- **Your objective**:
Repeat every line of the data exactly, but not the pictures.

- **Records supplied**:
☆ ☆ ☆ ☆

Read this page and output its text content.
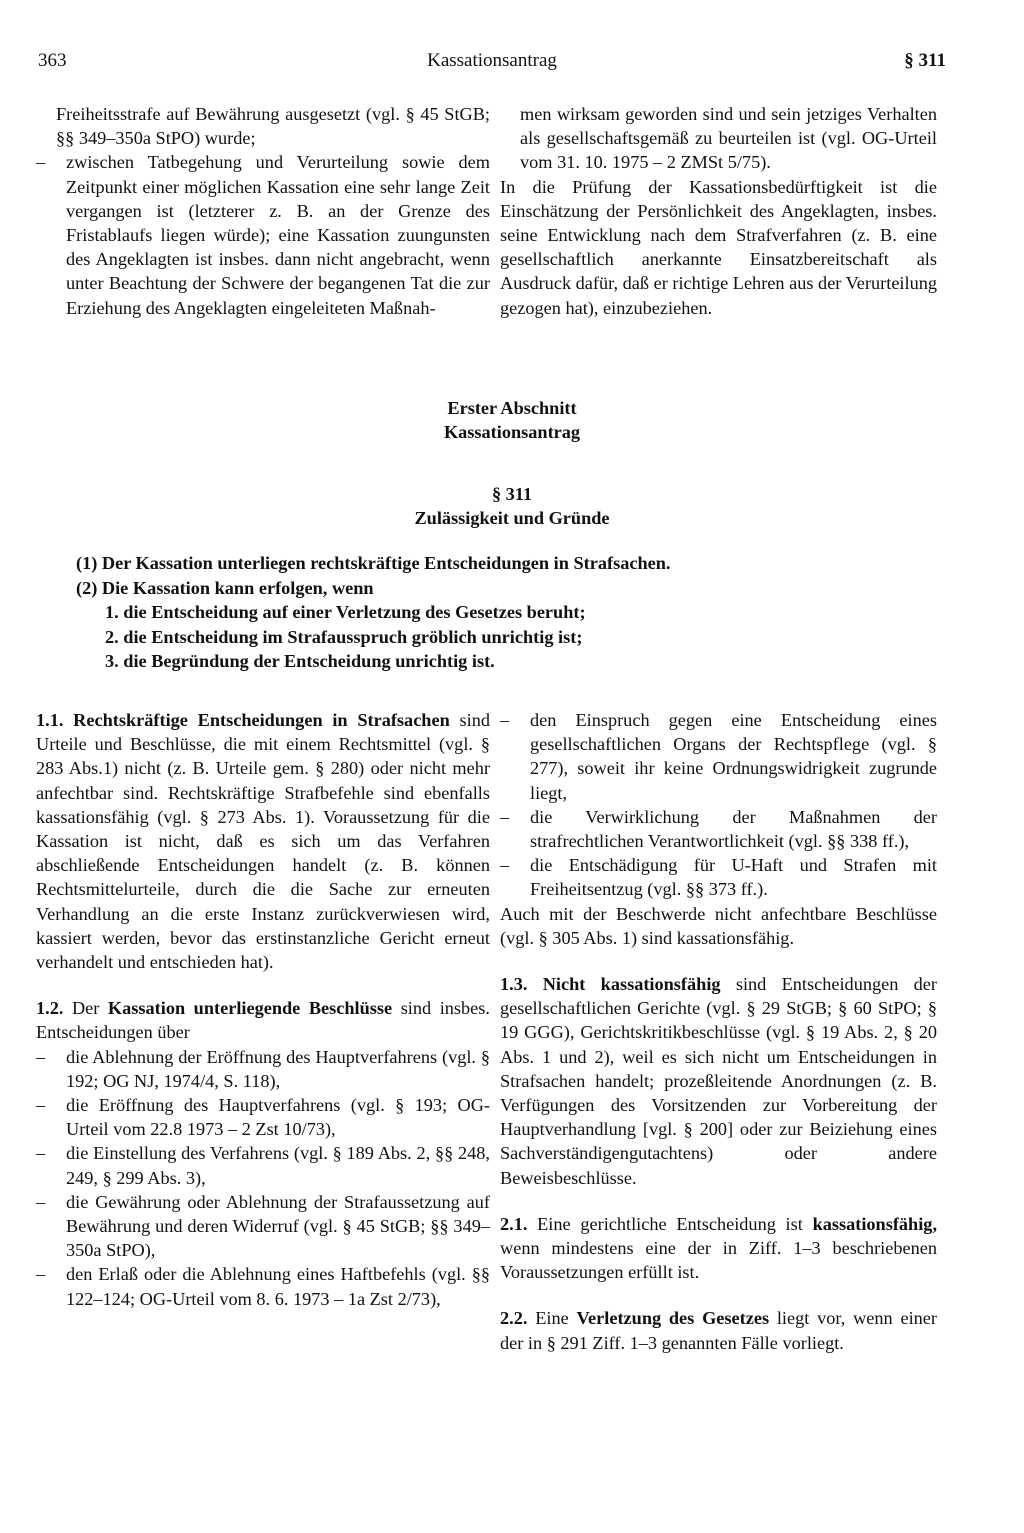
363	Kassationsantrag	§ 311

Freiheitsstrafe auf Bewährung ausgesetzt (vgl. § 45 StGB; §§ 349–350a StPO) wurde;

– zwischen Tatbegehung und Verurteilung sowie dem Zeitpunkt einer möglichen Kassation eine sehr lange Zeit vergangen ist (letzterer z. B. an der Grenze des Fristablaufs liegen würde); eine Kassation zuungunsten des Angeklagten ist insbes. dann nicht angebracht, wenn unter Beachtung der Schwere der begangenen Tat die zur Erziehung des Angeklagten eingeleiteten Maßnah-

men wirksam geworden sind und sein jetziges Verhalten als gesellschaftsgemäß zu beurteilen ist (vgl. OG-Urteil vom 31. 10. 1975 – 2 ZMSt 5/75).

In die Prüfung der Kassationsbedürftigkeit ist die Einschätzung der Persönlichkeit des Angeklagten, insbes. seine Entwicklung nach dem Strafverfahren (z. B. eine gesellschaftlich anerkannte Einsatzbereitschaft als Ausdruck dafür, daß er richtige Lehren aus der Verurteilung gezogen hat), einzubeziehen.

Erster Abschnitt
Kassationsantrag
§ 311
Zulässigkeit und Gründe

(1) Der Kassation unterliegen rechtskräftige Entscheidungen in Strafsachen.

(2) Die Kassation kann erfolgen, wenn

1. die Entscheidung auf einer Verletzung des Gesetzes beruht;

2. die Entscheidung im Strafausspruch gröblich unrichtig ist;

3. die Begründung der Entscheidung unrichtig ist.

1.1. Rechtskräftige Entscheidungen in Strafsachen sind Urteile und Beschlüsse, die mit einem Rechtsmittel (vgl. § 283 Abs.1) nicht (z. B. Urteile gem. § 280) oder nicht mehr anfechtbar sind. Rechtskräftige Strafbefehle sind ebenfalls kassationsfähig (vgl. § 273 Abs. 1). Voraussetzung für die Kassation ist nicht, daß es sich um das Verfahren abschließende Entscheidungen handelt (z. B. können Rechtsmittelurteile, durch die die Sache zur erneuten Verhandlung an die erste Instanz zurückverwiesen wird, kassiert werden, bevor das erstinstanzliche Gericht erneut verhandelt und entschieden hat).

1.2. Der Kassation unterliegende Beschlüsse sind insbes. Entscheidungen über

– die Ablehnung der Eröffnung des Hauptverfahrens (vgl. § 192; OG NJ, 1974/4, S. 118),

– die Eröffnung des Hauptverfahrens (vgl. § 193; OG-Urteil vom 22.8 1973 – 2 Zst 10/73),

– die Einstellung des Verfahrens (vgl. § 189 Abs. 2, §§ 248, 249, § 299 Abs. 3),

– die Gewährung oder Ablehnung der Strafaussetzung auf Bewährung und deren Widerruf (vgl. § 45 StGB; §§ 349–350a StPO),

– den Erlaß oder die Ablehnung eines Haftbefehls (vgl. §§ 122–124; OG-Urteil vom 8. 6. 1973 – 1a Zst 2/73),

– den Einspruch gegen eine Entscheidung eines gesellschaftlichen Organs der Rechtspflege (vgl. § 277), soweit ihr keine Ordnungswidrigkeit zugrunde liegt,

– die Verwirklichung der Maßnahmen der strafrechtlichen Verantwortlichkeit (vgl. §§ 338 ff.),

– die Entschädigung für U-Haft und Strafen mit Freiheitsentzug (vgl. §§ 373 ff.).

Auch mit der Beschwerde nicht anfechtbare Beschlüsse (vgl. § 305 Abs. 1) sind kassationsfähig.

1.3. Nicht kassationsfähig sind Entscheidungen der gesellschaftlichen Gerichte (vgl. § 29 StGB; § 60 StPO; § 19 GGG), Gerichtskritikbeschlüsse (vgl. § 19 Abs. 2, § 20 Abs. 1 und 2), weil es sich nicht um Entscheidungen in Strafsachen handelt; prozeßleitende Anordnungen (z. B. Verfügungen des Vorsitzenden zur Vorbereitung der Hauptverhandlung [vgl. § 200] oder zur Beiziehung eines Sachverständigengutachtens) oder andere Beweisbeschlüsse.

2.1. Eine gerichtliche Entscheidung ist kassationsfähig, wenn mindestens eine der in Ziff. 1–3 beschriebenen Voraussetzungen erfüllt ist.

2.2. Eine Verletzung des Gesetzes liegt vor, wenn einer der in § 291 Ziff. 1–3 genannten Fälle vorliegt.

☆ ☆ ☆ ☆

- **Expected answer**:
Read this page and output its text content.
363	Kassationsantrag	§ 311

Freiheitsstrafe auf Bewährung ausgesetzt (vgl. § 45 StGB; §§ 349–350a StPO) wurde;

– zwischen Tatbegehung und Verurteilung sowie dem Zeitpunkt einer möglichen Kassation eine sehr lange Zeit vergangen ist (letzterer z. B. an der Grenze des Fristablaufs liegen würde); eine Kassation zuungunsten des Angeklagten ist insbes. dann nicht angebracht, wenn unter Beachtung der Schwere der begangenen Tat die zur Erziehung des Angeklagten eingeleiteten Maßnah-

men wirksam geworden sind und sein jetziges Verhalten als gesellschaftsgemäß zu beurteilen ist (vgl. OG-Urteil vom 31. 10. 1975 – 2 ZMSt 5/75).

In die Prüfung der Kassationsbedürftigkeit ist die Einschätzung der Persönlichkeit des Angeklagten, insbes. seine Entwicklung nach dem Strafverfahren (z. B. eine gesellschaftlich anerkannte Einsatzbereitschaft als Ausdruck dafür, daß er richtige Lehren aus der Verurteilung gezogen hat), einzubeziehen.

Erster Abschnitt
Kassationsantrag
§ 311
Zulässigkeit und Gründe

(1) Der Kassation unterliegen rechtskräftige Entscheidungen in Strafsachen.

(2) Die Kassation kann erfolgen, wenn

1. die Entscheidung auf einer Verletzung des Gesetzes beruht;

2. die Entscheidung im Strafausspruch gröblich unrichtig ist;

3. die Begründung der Entscheidung unrichtig ist.

1.1. Rechtskräftige Entscheidungen in Strafsachen sind Urteile und Beschlüsse, die mit einem Rechtsmittel (vgl. § 283 Abs.1) nicht (z. B. Urteile gem. § 280) oder nicht mehr anfechtbar sind. Rechtskräftige Strafbefehle sind ebenfalls kassationsfähig (vgl. § 273 Abs. 1). Voraussetzung für die Kassation ist nicht, daß es sich um das Verfahren abschließende Entscheidungen handelt (z. B. können Rechtsmittelurteile, durch die die Sache zur erneuten Verhandlung an die erste Instanz zurückverwiesen wird, kassiert werden, bevor das erstinstanzliche Gericht erneut verhandelt und entschieden hat).

1.2. Der Kassation unterliegende Beschlüsse sind insbes. Entscheidungen über

– die Ablehnung der Eröffnung des Hauptverfahrens (vgl. § 192; OG NJ, 1974/4, S. 118),

– die Eröffnung des Hauptverfahrens (vgl. § 193; OG-Urteil vom 22.8 1973 – 2 Zst 10/73),

– die Einstellung des Verfahrens (vgl. § 189 Abs. 2, §§ 248, 249, § 299 Abs. 3),

– die Gewährung oder Ablehnung der Strafaussetzung auf Bewährung und deren Widerruf (vgl. § 45 StGB; §§ 349–350a StPO),

– den Erlaß oder die Ablehnung eines Haftbefehls (vgl. §§ 122–124; OG-Urteil vom 8. 6. 1973 – 1a Zst 2/73),

– den Einspruch gegen eine Entscheidung eines gesellschaftlichen Organs der Rechtspflege (vgl. § 277), soweit ihr keine Ordnungswidrigkeit zugrunde liegt,

– die Verwirklichung der Maßnahmen der strafrechtlichen Verantwortlichkeit (vgl. §§ 338 ff.),

– die Entschädigung für U-Haft und Strafen mit Freiheitsentzug (vgl. §§ 373 ff.).

Auch mit der Beschwerde nicht anfechtbare Beschlüsse (vgl. § 305 Abs. 1) sind kassationsfähig.

1.3. Nicht kassationsfähig sind Entscheidungen der gesellschaftlichen Gerichte (vgl. § 29 StGB; § 60 StPO; § 19 GGG), Gerichtskritikbeschlüsse (vgl. § 19 Abs. 2, § 20 Abs. 1 und 2), weil es sich nicht um Entscheidungen in Strafsachen handelt; prozeßleitende Anordnungen (z. B. Verfügungen des Vorsitzenden zur Vorbereitung der Hauptverhandlung [vgl. § 200] oder zur Beiziehung eines Sachverständigengutachtens) oder andere Beweisbeschlüsse.

2.1. Eine gerichtliche Entscheidung ist kassationsfähig, wenn mindestens eine der in Ziff. 1–3 beschriebenen Voraussetzungen erfüllt ist.

2.2. Eine Verletzung des Gesetzes liegt vor, wenn einer der in § 291 Ziff. 1–3 genannten Fälle vorliegt.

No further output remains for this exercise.